• _Dataset items_
════════
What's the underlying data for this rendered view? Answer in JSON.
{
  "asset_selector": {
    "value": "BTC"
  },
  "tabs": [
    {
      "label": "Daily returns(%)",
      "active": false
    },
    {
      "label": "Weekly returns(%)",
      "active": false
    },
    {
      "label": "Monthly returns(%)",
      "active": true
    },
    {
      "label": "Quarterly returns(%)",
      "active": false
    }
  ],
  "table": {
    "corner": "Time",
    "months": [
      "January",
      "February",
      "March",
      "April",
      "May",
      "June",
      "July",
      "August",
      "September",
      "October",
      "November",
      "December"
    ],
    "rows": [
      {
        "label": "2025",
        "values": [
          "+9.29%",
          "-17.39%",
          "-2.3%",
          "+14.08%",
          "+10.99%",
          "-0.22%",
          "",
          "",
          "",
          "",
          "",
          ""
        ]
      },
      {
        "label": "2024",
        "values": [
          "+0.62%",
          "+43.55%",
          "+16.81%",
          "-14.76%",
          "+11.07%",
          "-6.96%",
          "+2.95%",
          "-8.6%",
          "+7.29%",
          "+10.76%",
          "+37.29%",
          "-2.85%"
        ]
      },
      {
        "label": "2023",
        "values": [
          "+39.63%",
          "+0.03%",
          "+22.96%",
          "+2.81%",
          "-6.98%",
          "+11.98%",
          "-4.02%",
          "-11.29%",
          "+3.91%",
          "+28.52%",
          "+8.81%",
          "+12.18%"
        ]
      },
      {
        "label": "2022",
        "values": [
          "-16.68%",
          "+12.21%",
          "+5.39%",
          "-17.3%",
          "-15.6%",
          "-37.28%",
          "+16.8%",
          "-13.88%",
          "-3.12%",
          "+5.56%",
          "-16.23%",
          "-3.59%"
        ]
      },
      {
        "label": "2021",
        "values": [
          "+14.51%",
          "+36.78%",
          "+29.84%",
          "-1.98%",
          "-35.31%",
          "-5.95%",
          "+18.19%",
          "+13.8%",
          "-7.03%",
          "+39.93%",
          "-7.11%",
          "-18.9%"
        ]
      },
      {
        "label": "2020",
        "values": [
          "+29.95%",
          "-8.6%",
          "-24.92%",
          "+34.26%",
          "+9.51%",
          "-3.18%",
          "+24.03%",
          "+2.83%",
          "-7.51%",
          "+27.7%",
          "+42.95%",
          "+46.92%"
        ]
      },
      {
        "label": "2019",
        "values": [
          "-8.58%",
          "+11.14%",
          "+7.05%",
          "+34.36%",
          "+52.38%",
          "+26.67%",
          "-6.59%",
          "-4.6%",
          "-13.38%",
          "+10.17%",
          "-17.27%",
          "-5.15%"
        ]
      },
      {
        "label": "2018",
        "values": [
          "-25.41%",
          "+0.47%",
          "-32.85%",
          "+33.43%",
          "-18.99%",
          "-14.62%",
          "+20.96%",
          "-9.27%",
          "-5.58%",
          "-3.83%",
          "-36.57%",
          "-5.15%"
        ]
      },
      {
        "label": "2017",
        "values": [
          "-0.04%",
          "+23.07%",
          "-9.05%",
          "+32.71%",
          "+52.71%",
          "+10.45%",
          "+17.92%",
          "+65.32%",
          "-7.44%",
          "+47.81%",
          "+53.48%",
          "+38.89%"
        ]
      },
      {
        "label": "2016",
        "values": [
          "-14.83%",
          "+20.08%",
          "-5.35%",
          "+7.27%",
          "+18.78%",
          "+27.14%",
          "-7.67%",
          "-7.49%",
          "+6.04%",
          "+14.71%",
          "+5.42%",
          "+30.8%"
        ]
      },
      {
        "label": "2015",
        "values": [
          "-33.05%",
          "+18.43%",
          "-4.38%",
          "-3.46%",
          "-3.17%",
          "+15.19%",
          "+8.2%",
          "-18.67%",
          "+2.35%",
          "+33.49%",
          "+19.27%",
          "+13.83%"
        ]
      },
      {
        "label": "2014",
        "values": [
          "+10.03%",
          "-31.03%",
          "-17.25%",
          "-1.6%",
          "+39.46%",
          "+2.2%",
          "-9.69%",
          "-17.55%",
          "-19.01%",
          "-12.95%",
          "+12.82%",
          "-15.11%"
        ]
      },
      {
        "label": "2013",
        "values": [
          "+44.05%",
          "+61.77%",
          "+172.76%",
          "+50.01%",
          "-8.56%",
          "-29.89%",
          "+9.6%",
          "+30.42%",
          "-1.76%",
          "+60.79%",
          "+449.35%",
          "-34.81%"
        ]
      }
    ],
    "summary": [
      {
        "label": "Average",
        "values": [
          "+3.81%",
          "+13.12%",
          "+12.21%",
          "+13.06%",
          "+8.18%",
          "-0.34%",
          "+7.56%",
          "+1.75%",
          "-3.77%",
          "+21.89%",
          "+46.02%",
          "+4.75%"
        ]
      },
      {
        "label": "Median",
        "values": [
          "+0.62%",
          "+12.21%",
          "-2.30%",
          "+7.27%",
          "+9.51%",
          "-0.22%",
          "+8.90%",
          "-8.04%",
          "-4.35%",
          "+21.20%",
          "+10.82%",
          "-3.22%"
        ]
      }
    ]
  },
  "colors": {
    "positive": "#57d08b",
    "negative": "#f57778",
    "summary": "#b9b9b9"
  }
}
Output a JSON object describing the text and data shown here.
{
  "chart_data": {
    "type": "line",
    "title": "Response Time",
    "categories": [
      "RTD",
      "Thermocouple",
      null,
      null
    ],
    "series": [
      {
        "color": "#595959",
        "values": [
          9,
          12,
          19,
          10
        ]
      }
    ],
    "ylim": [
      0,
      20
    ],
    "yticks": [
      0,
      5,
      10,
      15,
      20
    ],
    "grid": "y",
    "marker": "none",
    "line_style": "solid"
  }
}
════════
Repeat every entry word for word.

• _SOLUTION FOR THIS TASK_
What's the underlying data for this rendered view? Answer in JSON.
{
  "asset_selector": {
    "value": "BTC"
  },
  "tabs": [
    {
      "label": "Daily returns(%)",
      "active": false
    },
    {
      "label": "Weekly returns(%)",
      "active": false
    },
    {
      "label": "Monthly returns(%)",
      "active": true
    },
    {
      "label": "Quarterly returns(%)",
      "active": false
    }
  ],
  "table": {
    "corner": "Time",
    "months": [
      "January",
      "February",
      "March",
      "April",
      "May",
      "June",
      "July",
      "August",
      "September",
      "October",
      "November",
      "December"
    ],
    "rows": [
      {
        "label": "2025",
        "values": [
          "+9.29%",
          "-17.39%",
          "-2.3%",
          "+14.08%",
          "+10.99%",
          "-0.22%",
          "",
          "",
          "",
          "",
          "",
          ""
        ]
      },
      {
        "label": "2024",
        "values": [
          "+0.62%",
          "+43.55%",
          "+16.81%",
          "-14.76%",
          "+11.07%",
          "-6.96%",
          "+2.95%",
          "-8.6%",
          "+7.29%",
          "+10.76%",
          "+37.29%",
          "-2.85%"
        ]
      },
      {
        "label": "2023",
        "values": [
          "+39.63%",
          "+0.03%",
          "+22.96%",
          "+2.81%",
          "-6.98%",
          "+11.98%",
          "-4.02%",
          "-11.29%",
          "+3.91%",
          "+28.52%",
          "+8.81%",
          "+12.18%"
        ]
      },
      {
        "label": "2022",
        "values": [
          "-16.68%",
          "+12.21%",
          "+5.39%",
          "-17.3%",
          "-15.6%",
          "-37.28%",
          "+16.8%",
          "-13.88%",
          "-3.12%",
          "+5.56%",
          "-16.23%",
          "-3.59%"
        ]
      },
      {
        "label": "2021",
        "values": [
          "+14.51%",
          "+36.78%",
          "+29.84%",
          "-1.98%",
          "-35.31%",
          "-5.95%",
          "+18.19%",
          "+13.8%",
          "-7.03%",
          "+39.93%",
          "-7.11%",
          "-18.9%"
        ]
      },
      {
        "label": "2020",
        "values": [
          "+29.95%",
          "-8.6%",
          "-24.92%",
          "+34.26%",
          "+9.51%",
          "-3.18%",
          "+24.03%",
          "+2.83%",
          "-7.51%",
          "+27.7%",
          "+42.95%",
          "+46.92%"
        ]
      },
      {
        "label": "2019",
        "values": [
          "-8.58%",
          "+11.14%",
          "+7.05%",
          "+34.36%",
          "+52.38%",
          "+26.67%",
          "-6.59%",
          "-4.6%",
          "-13.38%",
          "+10.17%",
          "-17.27%",
          "-5.15%"
        ]
      },
      {
        "label": "2018",
        "values": [
          "-25.41%",
          "+0.47%",
          "-32.85%",
          "+33.43%",
          "-18.99%",
          "-14.62%",
          "+20.96%",
          "-9.27%",
          "-5.58%",
          "-3.83%",
          "-36.57%",
          "-5.15%"
        ]
      },
      {
        "label": "2017",
        "values": [
          "-0.04%",
          "+23.07%",
          "-9.05%",
          "+32.71%",
          "+52.71%",
          "+10.45%",
          "+17.92%",
          "+65.32%",
          "-7.44%",
          "+47.81%",
          "+53.48%",
          "+38.89%"
        ]
      },
      {
        "label": "2016",
        "values": [
          "-14.83%",
          "+20.08%",
          "-5.35%",
          "+7.27%",
          "+18.78%",
          "+27.14%",
          "-7.67%",
          "-7.49%",
          "+6.04%",
          "+14.71%",
          "+5.42%",
          "+30.8%"
        ]
      },
      {
        "label": "2015",
        "values": [
          "-33.05%",
          "+18.43%",
          "-4.38%",
          "-3.46%",
          "-3.17%",
          "+15.19%",
          "+8.2%",
          "-18.67%",
          "+2.35%",
          "+33.49%",
          "+19.27%",
          "+13.83%"
        ]
      },
      {
        "label": "2014",
        "values": [
          "+10.03%",
          "-31.03%",
          "-17.25%",
          "-1.6%",
          "+39.46%",
          "+2.2%",
          "-9.69%",
          "-17.55%",
          "-19.01%",
          "-12.95%",
          "+12.82%",
          "-15.11%"
        ]
      },
      {
        "label": "2013",
        "values": [
          "+44.05%",
          "+61.77%",
          "+172.76%",
          "+50.01%",
          "-8.56%",
          "-29.89%",
          "+9.6%",
          "+30.42%",
          "-1.76%",
          "+60.79%",
          "+449.35%",
          "-34.81%"
        ]
      }
    ],
    "summary": [
      {
        "label": "Average",
        "values": [
          "+3.81%",
          "+13.12%",
          "+12.21%",
          "+13.06%",
          "+8.18%",
          "-0.34%",
          "+7.56%",
          "+1.75%",
          "-3.77%",
          "+21.89%",
          "+46.02%",
          "+4.75%"
        ]
      },
      {
        "label": "Median",
        "values": [
          "+0.62%",
          "+12.21%",
          "-2.30%",
          "+7.27%",
          "+9.51%",
          "-0.22%",
          "+8.90%",
          "-8.04%",
          "-4.35%",
          "+21.20%",
          "+10.82%",
          "-3.22%"
        ]
      }
    ]
  },
  "colors": {
    "positive": "#57d08b",
    "negative": "#f57778",
    "summary": "#b9b9b9"
  }
}
Output a JSON object describing the text and data shown here.
{
  "chart_data": {
    "type": "line",
    "title": "Response Time",
    "categories": [
      "RTD",
      "Thermocouple",
      null,
      null
    ],
    "series": [
      {
        "color": "#595959",
        "values": [
          9,
          12,
          19,
          10
        ]
      }
    ],
    "ylim": [
      0,
      20
    ],
    "yticks": [
      0,
      5,
      10,
      15,
      20
    ],
    "grid": "y",
    "marker": "none",
    "line_style": "solid"
  }
}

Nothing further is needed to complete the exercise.